→ **Problem requirements**
Search the data below for "flash"; list each line that holds it.

→ **Stored items from a collection**
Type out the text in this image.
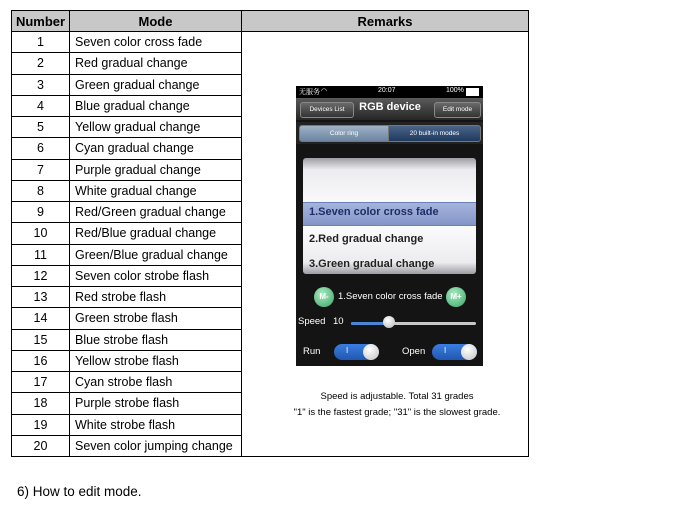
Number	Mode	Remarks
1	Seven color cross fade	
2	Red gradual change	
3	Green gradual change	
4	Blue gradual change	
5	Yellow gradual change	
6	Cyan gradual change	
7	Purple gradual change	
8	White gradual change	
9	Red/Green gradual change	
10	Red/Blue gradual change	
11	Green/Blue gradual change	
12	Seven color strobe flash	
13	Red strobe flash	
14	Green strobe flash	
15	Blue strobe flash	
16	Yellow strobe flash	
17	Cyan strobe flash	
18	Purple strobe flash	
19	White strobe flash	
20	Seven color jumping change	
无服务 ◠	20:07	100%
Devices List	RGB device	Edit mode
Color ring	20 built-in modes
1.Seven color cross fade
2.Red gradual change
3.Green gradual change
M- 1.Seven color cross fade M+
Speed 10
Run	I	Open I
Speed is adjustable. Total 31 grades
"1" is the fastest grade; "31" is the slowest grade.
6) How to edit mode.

→ **Output of the task**
12	Seven color strobe flash	
13	Red strobe flash	
14	Green strobe flash	
15	Blue strobe flash	
16	Yellow strobe flash	
17	Cyan strobe flash	
18	Purple strobe flash	
19	White strobe flash	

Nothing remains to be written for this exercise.